Short exercise> Restate the entries word for word, omitting nothing.

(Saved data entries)
------------------------------------
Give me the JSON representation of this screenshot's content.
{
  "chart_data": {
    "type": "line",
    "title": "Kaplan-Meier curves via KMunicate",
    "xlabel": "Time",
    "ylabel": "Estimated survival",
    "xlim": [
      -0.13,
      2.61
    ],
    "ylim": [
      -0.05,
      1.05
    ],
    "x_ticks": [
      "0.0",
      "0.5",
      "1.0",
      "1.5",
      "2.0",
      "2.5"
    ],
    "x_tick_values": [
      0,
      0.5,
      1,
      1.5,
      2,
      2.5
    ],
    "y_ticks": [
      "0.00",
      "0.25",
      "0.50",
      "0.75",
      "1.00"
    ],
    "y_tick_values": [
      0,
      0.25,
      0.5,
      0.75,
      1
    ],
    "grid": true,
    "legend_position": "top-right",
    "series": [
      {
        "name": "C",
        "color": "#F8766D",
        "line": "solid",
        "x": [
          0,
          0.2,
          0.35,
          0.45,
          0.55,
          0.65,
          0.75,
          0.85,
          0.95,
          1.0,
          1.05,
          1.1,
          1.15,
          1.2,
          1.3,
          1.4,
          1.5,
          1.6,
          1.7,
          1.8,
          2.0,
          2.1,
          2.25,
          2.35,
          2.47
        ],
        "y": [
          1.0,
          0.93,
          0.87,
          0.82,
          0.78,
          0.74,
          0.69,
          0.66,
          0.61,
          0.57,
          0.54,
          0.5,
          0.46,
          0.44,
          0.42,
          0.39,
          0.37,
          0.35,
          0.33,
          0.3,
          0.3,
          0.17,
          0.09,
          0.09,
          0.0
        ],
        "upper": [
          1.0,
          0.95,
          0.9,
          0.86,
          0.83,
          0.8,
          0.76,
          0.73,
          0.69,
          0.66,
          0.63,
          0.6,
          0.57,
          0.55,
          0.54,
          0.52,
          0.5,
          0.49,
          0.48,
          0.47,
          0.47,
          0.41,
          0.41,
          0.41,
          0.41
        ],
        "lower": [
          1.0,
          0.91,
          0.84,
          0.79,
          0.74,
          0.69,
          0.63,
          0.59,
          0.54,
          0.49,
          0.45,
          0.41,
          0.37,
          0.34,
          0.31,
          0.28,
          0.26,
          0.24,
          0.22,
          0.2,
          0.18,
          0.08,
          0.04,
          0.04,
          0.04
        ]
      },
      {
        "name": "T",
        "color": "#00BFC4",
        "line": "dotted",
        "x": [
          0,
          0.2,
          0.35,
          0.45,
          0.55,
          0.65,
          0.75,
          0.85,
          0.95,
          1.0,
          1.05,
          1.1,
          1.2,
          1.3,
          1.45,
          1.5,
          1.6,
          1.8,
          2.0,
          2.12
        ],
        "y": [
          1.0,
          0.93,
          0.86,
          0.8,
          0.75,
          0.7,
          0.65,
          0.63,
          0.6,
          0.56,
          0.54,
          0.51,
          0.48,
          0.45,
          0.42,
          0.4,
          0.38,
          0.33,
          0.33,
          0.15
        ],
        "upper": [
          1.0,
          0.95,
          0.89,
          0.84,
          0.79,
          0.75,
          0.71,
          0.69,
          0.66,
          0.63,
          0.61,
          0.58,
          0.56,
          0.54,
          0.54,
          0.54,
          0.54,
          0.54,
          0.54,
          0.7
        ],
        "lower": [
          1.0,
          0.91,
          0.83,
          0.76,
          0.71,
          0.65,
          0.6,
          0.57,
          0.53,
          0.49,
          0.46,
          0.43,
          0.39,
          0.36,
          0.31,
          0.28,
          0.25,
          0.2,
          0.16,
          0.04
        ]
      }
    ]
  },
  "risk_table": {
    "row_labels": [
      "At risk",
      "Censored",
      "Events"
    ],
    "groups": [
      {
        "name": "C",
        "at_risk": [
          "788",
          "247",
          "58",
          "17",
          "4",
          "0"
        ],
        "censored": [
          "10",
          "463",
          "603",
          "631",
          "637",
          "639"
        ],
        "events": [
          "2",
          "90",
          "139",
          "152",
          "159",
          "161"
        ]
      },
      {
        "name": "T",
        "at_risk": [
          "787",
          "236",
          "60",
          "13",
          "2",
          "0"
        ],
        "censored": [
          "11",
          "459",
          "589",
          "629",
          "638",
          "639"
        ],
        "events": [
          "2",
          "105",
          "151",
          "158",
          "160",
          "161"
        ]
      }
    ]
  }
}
------------------------------------
Reply>
Give me the JSON representation of this screenshot's content.
{
  "chart_data": {
    "type": "line",
    "title": "Kaplan-Meier curves via KMunicate",
    "xlabel": "Time",
    "ylabel": "Estimated survival",
    "xlim": [
      -0.13,
      2.61
    ],
    "ylim": [
      -0.05,
      1.05
    ],
    "x_ticks": [
      "0.0",
      "0.5",
      "1.0",
      "1.5",
      "2.0",
      "2.5"
    ],
    "x_tick_values": [
      0,
      0.5,
      1,
      1.5,
      2,
      2.5
    ],
    "y_ticks": [
      "0.00",
      "0.25",
      "0.50",
      "0.75",
      "1.00"
    ],
    "y_tick_values": [
      0,
      0.25,
      0.5,
      0.75,
      1
    ],
    "grid": true,
    "legend_position": "top-right",
    "series": [
      {
        "name": "C",
        "color": "#F8766D",
        "line": "solid",
        "x": [
          0,
          0.2,
          0.35,
          0.45,
          0.55,
          0.65,
          0.75,
          0.85,
          0.95,
          1.0,
          1.05,
          1.1,
          1.15,
          1.2,
          1.3,
          1.4,
          1.5,
          1.6,
          1.7,
          1.8,
          2.0,
          2.1,
          2.25,
          2.35,
          2.47
        ],
        "y": [
          1.0,
          0.93,
          0.87,
          0.82,
          0.78,
          0.74,
          0.69,
          0.66,
          0.61,
          0.57,
          0.54,
          0.5,
          0.46,
          0.44,
          0.42,
          0.39,
          0.37,
          0.35,
          0.33,
          0.3,
          0.3,
          0.17,
          0.09,
          0.09,
          0.0
        ],
        "upper": [
          1.0,
          0.95,
          0.9,
          0.86,
          0.83,
          0.8,
          0.76,
          0.73,
          0.69,
          0.66,
          0.63,
          0.6,
          0.57,
          0.55,
          0.54,
          0.52,
          0.5,
          0.49,
          0.48,
          0.47,
          0.47,
          0.41,
          0.41,
          0.41,
          0.41
        ],
        "lower": [
          1.0,
          0.91,
          0.84,
          0.79,
          0.74,
          0.69,
          0.63,
          0.59,
          0.54,
          0.49,
          0.45,
          0.41,
          0.37,
          0.34,
          0.31,
          0.28,
          0.26,
          0.24,
          0.22,
          0.2,
          0.18,
          0.08,
          0.04,
          0.04,
          0.04
        ]
      },
      {
        "name": "T",
        "color": "#00BFC4",
        "line": "dotted",
        "x": [
          0,
          0.2,
          0.35,
          0.45,
          0.55,
          0.65,
          0.75,
          0.85,
          0.95,
          1.0,
          1.05,
          1.1,
          1.2,
          1.3,
          1.45,
          1.5,
          1.6,
          1.8,
          2.0,
          2.12
        ],
        "y": [
          1.0,
          0.93,
          0.86,
          0.8,
          0.75,
          0.7,
          0.65,
          0.63,
          0.6,
          0.56,
          0.54,
          0.51,
          0.48,
          0.45,
          0.42,
          0.4,
          0.38,
          0.33,
          0.33,
          0.15
        ],
        "upper": [
          1.0,
          0.95,
          0.89,
          0.84,
          0.79,
          0.75,
          0.71,
          0.69,
          0.66,
          0.63,
          0.61,
          0.58,
          0.56,
          0.54,
          0.54,
          0.54,
          0.54,
          0.54,
          0.54,
          0.7
        ],
        "lower": [
          1.0,
          0.91,
          0.83,
          0.76,
          0.71,
          0.65,
          0.6,
          0.57,
          0.53,
          0.49,
          0.46,
          0.43,
          0.39,
          0.36,
          0.31,
          0.28,
          0.25,
          0.2,
          0.16,
          0.04
        ]
      }
    ]
  },
  "risk_table": {
    "row_labels": [
      "At risk",
      "Censored",
      "Events"
    ],
    "groups": [
      {
        "name": "C",
        "at_risk": [
          "788",
          "247",
          "58",
          "17",
          "4",
          "0"
        ],
        "censored": [
          "10",
          "463",
          "603",
          "631",
          "637",
          "639"
        ],
        "events": [
          "2",
          "90",
          "139",
          "152",
          "159",
          "161"
        ]
      },
      {
        "name": "T",
        "at_risk": [
          "787",
          "236",
          "60",
          "13",
          "2",
          "0"
        ],
        "censored": [
          "11",
          "459",
          "589",
          "629",
          "638",
          "639"
        ],
        "events": [
          "2",
          "105",
          "151",
          "158",
          "160",
          "161"
        ]
      }
    ]
  }
}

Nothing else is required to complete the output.